### OBJECTIVE:
Scan the lines below for the string "screenshot" and copy every one that has it.
+++++
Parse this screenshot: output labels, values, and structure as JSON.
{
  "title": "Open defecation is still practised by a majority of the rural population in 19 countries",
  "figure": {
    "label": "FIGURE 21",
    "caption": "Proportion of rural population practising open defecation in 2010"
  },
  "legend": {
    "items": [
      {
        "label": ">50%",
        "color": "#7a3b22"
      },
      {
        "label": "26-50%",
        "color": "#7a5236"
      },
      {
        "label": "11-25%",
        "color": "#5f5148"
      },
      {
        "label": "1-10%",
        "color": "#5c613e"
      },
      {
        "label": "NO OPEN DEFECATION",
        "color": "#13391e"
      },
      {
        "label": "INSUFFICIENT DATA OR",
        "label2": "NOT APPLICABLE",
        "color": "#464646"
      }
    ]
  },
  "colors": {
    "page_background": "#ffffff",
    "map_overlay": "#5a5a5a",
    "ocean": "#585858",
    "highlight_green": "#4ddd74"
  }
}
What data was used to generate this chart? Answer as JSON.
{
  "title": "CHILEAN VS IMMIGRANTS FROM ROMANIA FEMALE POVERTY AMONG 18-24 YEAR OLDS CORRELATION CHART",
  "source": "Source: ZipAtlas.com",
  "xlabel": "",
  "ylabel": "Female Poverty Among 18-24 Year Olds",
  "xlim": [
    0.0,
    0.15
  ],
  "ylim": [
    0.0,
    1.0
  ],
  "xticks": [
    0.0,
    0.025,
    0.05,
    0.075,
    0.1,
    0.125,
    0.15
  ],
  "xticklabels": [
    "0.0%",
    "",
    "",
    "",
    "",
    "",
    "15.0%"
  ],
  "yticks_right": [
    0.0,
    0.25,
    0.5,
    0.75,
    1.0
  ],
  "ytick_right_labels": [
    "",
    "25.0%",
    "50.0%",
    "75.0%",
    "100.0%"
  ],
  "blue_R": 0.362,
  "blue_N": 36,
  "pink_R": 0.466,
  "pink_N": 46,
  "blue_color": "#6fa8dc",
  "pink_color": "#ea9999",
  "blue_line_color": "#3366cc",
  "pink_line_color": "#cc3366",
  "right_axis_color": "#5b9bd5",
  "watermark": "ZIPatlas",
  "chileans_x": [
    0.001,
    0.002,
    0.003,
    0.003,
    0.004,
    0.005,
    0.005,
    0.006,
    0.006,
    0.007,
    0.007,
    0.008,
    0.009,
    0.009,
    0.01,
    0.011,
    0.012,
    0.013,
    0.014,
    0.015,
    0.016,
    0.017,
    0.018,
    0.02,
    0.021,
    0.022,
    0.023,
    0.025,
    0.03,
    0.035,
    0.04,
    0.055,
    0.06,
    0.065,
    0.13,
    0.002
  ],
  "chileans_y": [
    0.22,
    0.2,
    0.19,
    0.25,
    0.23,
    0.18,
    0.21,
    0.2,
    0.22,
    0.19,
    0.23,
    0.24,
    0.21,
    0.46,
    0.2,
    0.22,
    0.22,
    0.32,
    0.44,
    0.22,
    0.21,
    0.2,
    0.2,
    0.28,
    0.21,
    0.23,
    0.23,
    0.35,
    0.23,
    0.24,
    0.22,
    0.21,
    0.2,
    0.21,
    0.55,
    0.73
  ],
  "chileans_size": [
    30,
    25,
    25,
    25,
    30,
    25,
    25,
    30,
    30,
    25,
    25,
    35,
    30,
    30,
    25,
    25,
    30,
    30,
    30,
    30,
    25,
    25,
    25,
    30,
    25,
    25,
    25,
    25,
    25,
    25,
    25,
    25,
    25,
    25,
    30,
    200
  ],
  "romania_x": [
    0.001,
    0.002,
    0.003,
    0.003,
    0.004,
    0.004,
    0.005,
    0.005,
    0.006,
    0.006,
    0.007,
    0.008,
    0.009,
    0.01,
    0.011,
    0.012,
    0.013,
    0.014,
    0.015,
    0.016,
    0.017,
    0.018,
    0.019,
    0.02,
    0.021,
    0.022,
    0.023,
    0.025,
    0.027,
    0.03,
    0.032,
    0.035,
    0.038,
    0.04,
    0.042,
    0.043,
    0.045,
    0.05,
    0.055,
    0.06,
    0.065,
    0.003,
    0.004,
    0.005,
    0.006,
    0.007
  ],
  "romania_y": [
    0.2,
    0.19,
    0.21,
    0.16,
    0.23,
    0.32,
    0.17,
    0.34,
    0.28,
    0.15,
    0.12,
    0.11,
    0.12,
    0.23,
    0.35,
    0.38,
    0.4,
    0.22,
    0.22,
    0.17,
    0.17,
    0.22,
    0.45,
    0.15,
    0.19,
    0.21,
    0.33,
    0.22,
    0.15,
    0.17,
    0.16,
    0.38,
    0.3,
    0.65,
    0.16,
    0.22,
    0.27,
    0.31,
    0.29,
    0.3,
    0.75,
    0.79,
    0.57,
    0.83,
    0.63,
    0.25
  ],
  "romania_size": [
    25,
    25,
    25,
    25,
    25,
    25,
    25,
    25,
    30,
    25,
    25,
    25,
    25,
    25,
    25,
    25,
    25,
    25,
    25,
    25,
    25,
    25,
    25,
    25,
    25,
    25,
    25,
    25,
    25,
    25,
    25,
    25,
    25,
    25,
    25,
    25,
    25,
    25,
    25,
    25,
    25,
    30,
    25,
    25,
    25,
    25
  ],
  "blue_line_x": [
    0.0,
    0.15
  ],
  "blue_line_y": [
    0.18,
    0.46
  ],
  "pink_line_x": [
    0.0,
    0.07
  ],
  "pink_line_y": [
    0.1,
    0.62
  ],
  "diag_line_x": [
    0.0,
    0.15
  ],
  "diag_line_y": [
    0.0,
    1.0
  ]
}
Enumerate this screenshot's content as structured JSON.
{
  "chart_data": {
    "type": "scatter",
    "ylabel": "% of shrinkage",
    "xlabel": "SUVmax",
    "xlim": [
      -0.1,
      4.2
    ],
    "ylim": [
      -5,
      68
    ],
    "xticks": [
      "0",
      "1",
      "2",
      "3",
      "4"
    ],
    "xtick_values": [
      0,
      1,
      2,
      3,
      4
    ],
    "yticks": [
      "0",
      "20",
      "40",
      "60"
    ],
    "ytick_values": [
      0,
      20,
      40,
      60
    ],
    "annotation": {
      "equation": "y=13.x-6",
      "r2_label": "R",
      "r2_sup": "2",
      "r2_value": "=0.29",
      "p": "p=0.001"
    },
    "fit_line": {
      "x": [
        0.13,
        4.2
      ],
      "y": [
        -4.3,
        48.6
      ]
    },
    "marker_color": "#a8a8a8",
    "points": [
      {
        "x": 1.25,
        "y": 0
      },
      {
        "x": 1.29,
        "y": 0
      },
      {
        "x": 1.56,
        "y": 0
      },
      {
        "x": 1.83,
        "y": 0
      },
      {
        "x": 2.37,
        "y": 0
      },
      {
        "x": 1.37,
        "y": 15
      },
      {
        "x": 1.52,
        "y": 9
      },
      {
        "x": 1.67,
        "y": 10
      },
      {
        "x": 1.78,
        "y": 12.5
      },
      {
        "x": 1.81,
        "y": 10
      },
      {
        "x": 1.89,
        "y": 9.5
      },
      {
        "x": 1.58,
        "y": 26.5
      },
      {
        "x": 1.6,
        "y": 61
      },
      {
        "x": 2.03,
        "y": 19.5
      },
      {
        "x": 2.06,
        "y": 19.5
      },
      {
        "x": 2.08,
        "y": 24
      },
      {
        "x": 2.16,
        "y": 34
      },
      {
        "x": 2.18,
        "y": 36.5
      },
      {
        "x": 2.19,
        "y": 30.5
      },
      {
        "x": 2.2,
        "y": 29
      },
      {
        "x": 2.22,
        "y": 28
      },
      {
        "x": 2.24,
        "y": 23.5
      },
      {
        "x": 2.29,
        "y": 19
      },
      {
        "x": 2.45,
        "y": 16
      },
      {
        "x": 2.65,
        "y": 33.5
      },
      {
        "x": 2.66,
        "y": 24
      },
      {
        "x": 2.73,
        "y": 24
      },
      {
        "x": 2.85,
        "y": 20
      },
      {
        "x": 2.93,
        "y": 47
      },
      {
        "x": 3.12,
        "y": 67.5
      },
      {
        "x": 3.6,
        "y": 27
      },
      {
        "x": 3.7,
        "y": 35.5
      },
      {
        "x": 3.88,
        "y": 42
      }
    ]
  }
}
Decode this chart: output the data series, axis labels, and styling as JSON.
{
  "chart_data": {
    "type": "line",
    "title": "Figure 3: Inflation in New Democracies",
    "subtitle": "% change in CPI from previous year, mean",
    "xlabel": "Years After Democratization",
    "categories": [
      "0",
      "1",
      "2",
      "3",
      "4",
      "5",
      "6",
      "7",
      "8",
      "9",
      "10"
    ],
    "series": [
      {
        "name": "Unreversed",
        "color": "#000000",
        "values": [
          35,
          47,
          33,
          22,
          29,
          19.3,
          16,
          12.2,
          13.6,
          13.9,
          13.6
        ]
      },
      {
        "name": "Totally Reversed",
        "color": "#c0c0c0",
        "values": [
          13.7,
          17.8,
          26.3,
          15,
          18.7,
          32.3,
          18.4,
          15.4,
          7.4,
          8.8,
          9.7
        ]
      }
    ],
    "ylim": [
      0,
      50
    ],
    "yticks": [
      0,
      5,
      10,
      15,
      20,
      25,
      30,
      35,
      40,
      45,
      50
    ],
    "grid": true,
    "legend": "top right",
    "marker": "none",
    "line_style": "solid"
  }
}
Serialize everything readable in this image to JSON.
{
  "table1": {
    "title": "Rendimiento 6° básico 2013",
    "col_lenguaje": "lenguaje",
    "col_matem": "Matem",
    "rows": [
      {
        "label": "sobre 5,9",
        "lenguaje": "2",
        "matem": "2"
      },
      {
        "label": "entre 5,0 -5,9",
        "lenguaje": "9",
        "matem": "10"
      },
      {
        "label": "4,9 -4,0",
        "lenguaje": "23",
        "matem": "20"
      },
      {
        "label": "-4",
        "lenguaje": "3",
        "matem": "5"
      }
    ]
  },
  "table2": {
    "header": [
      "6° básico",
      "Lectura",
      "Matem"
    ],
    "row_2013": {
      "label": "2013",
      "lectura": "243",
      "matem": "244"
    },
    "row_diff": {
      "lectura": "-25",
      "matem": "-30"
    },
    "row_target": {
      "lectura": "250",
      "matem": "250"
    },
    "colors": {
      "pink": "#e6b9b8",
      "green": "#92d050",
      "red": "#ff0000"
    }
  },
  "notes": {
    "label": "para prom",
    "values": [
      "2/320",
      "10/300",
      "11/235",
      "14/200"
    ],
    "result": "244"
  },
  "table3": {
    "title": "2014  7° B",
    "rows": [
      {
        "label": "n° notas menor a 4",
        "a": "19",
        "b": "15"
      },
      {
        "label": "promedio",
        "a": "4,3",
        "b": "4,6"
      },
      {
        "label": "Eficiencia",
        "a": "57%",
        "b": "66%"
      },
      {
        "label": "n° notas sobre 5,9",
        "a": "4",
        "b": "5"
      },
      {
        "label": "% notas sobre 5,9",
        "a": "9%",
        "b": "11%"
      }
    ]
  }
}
+++++
### COMPLETE ANSWER:
Parse this screenshot: output labels, values, and structure as JSON.
Enumerate this screenshot's content as structured JSON.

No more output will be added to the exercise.